■ Job:
Collect all the lines that mention the word "LOCK".
-- start of Dataset excerpts --
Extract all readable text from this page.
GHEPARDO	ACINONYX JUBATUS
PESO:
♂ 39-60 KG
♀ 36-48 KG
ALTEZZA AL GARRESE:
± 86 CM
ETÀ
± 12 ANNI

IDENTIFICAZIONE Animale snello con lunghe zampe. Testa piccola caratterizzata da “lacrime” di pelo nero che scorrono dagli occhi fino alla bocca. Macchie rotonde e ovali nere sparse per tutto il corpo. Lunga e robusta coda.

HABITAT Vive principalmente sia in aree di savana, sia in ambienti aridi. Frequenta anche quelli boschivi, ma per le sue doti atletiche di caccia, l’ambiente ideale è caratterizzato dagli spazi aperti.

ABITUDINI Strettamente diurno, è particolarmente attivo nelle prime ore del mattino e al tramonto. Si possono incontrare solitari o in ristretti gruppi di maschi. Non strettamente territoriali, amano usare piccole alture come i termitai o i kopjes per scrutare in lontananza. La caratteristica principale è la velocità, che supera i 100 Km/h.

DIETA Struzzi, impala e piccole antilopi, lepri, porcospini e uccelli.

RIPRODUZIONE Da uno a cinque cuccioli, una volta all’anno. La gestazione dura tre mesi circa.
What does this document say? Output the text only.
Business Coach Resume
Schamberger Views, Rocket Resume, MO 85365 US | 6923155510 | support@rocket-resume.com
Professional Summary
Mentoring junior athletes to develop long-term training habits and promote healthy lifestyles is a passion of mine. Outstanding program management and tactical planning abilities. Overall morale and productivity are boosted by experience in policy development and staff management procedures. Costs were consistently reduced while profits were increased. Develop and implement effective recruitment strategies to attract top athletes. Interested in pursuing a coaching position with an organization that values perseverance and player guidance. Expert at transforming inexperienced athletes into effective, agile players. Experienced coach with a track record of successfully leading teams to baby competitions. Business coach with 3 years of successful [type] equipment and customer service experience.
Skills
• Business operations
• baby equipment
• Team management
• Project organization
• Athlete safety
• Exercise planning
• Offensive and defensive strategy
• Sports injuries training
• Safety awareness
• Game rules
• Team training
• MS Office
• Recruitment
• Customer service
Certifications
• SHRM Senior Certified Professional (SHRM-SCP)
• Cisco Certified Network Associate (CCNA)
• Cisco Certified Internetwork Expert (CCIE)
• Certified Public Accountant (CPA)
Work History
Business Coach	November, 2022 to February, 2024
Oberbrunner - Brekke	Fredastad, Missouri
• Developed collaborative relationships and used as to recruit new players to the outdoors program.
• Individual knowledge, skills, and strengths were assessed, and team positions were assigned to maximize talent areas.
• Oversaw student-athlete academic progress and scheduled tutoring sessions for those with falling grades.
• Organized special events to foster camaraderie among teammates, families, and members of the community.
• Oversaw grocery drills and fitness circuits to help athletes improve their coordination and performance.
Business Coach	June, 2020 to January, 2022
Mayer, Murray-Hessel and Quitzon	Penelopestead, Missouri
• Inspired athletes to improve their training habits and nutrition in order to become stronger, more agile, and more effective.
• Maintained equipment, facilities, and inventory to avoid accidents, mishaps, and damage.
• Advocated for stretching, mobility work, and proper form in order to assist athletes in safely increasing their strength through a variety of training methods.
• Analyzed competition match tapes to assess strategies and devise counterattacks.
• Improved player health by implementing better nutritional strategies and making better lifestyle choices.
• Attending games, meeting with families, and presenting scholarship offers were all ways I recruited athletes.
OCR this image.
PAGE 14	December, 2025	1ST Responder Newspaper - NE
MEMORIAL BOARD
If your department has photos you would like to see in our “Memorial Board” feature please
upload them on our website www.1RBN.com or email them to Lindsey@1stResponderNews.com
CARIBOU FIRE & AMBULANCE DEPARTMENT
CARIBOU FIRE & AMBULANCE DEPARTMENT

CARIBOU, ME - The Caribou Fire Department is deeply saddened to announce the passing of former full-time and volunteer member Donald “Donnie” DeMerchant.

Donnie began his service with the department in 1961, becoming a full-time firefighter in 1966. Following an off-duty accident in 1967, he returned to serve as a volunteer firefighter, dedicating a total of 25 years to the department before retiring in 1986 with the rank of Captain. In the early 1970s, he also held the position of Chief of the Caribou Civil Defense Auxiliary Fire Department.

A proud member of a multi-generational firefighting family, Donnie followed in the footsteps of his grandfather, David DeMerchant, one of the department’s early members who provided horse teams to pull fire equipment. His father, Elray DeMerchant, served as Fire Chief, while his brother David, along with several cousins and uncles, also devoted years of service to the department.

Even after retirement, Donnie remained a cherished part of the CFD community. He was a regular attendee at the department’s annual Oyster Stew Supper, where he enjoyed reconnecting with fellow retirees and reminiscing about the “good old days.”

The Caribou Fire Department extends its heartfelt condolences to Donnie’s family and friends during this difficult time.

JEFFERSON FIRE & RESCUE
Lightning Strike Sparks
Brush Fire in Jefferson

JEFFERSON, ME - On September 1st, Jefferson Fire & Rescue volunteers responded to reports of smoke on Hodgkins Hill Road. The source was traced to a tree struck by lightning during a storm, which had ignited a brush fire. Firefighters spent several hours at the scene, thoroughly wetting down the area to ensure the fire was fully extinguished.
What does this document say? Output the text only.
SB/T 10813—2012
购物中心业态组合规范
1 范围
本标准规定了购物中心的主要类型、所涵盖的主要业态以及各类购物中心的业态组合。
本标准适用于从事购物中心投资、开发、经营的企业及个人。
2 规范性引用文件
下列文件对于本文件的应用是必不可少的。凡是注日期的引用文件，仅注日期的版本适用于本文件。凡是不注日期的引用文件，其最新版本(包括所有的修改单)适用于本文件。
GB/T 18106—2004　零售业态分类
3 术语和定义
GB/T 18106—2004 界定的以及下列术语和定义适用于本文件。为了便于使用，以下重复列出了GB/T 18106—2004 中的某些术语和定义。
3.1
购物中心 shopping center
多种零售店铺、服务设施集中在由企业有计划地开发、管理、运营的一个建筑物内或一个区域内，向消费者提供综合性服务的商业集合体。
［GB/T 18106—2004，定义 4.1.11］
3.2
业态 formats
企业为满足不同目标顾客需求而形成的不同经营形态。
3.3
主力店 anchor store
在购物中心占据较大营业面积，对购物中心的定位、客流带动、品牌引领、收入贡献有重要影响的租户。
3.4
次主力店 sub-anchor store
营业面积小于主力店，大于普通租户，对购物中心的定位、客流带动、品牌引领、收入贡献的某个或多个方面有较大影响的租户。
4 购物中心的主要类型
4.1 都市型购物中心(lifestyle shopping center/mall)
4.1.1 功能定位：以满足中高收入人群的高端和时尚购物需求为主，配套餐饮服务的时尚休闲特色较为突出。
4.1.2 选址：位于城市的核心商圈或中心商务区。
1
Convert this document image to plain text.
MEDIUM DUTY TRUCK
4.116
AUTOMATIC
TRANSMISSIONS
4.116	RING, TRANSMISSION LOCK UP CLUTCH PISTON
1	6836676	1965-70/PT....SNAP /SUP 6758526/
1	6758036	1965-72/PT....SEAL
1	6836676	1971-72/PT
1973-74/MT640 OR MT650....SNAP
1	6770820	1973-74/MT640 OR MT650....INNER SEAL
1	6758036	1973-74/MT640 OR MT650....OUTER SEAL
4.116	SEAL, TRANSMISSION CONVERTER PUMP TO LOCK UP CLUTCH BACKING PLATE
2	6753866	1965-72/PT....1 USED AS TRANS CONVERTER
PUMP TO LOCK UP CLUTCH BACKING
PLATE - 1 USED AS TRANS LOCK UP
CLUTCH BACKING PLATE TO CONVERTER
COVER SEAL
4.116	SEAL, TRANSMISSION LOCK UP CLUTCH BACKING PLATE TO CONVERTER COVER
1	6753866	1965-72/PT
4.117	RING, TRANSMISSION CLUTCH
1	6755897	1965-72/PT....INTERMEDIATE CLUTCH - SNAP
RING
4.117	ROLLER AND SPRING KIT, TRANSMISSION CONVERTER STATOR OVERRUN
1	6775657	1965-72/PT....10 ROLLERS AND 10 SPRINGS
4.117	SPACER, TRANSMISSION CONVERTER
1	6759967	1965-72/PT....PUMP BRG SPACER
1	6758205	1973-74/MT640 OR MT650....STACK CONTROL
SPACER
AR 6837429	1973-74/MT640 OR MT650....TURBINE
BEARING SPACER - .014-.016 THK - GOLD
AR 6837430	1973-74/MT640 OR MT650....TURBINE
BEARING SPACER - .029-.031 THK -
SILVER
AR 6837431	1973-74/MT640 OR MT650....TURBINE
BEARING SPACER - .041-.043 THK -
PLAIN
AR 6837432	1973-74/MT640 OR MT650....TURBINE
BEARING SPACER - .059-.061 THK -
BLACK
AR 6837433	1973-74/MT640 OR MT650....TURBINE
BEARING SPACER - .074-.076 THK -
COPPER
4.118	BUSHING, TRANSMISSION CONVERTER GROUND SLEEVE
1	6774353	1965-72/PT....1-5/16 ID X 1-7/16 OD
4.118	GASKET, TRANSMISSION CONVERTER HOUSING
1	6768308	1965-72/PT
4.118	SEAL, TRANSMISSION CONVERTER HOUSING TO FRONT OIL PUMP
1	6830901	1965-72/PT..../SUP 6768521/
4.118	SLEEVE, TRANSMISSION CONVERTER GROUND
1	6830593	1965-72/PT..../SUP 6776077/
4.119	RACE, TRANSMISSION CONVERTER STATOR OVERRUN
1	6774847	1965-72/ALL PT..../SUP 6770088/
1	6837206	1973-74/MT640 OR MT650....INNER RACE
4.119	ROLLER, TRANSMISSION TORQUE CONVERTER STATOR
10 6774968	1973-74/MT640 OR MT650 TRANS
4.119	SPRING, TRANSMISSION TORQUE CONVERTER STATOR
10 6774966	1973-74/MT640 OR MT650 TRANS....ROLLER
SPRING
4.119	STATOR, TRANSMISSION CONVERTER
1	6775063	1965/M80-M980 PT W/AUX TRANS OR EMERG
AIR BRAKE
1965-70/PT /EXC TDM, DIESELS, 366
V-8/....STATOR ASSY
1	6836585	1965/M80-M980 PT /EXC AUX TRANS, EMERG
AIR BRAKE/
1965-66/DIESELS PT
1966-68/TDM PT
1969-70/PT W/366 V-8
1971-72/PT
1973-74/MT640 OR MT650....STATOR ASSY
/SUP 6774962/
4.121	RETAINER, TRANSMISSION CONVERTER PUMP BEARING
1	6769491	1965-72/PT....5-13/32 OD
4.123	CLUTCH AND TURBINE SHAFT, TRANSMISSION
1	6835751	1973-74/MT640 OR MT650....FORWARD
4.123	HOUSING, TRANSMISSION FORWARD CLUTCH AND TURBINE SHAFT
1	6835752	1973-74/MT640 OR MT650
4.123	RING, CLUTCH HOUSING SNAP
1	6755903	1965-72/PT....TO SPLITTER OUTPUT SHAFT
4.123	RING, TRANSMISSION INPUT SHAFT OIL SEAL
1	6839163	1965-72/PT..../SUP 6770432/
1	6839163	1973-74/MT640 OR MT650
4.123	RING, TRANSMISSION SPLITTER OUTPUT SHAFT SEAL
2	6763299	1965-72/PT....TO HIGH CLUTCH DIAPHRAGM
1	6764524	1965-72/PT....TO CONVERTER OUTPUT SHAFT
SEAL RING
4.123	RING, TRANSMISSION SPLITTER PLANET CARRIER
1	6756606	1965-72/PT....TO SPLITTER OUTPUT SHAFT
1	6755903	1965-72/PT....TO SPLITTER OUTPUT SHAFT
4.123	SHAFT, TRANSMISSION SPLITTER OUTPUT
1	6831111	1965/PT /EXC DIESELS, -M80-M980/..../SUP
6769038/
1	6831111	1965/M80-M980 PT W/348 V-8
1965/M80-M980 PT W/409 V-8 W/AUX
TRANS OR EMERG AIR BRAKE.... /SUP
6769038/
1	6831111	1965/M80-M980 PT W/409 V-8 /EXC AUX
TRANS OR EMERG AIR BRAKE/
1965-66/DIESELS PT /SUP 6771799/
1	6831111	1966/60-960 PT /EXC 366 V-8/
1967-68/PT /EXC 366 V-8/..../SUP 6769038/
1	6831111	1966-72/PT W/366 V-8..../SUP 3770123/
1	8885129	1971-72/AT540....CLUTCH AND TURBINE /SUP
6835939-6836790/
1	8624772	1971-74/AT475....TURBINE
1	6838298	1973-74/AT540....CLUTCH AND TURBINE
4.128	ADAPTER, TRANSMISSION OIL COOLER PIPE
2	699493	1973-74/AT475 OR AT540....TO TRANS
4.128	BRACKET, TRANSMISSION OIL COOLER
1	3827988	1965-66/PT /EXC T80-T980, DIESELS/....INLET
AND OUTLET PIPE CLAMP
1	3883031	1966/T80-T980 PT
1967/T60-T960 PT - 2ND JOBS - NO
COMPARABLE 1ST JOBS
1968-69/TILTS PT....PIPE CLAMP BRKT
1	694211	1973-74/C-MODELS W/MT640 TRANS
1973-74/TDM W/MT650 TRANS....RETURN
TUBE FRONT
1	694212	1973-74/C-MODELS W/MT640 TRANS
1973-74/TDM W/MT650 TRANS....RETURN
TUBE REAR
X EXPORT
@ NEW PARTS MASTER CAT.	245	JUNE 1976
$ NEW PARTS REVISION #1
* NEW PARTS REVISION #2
-- end of Dataset excerpts --
■ Result for this exercise:
4.116	RING, TRANSMISSION LOCK UP CLUTCH PISTON
4.116	SEAL, TRANSMISSION CONVERTER PUMP TO LOCK UP CLUTCH BACKING PLATE
PUMP TO LOCK UP CLUTCH BACKING
PLATE - 1 USED AS TRANS LOCK UP
4.116	SEAL, TRANSMISSION LOCK UP CLUTCH BACKING PLATE TO CONVERTER COVER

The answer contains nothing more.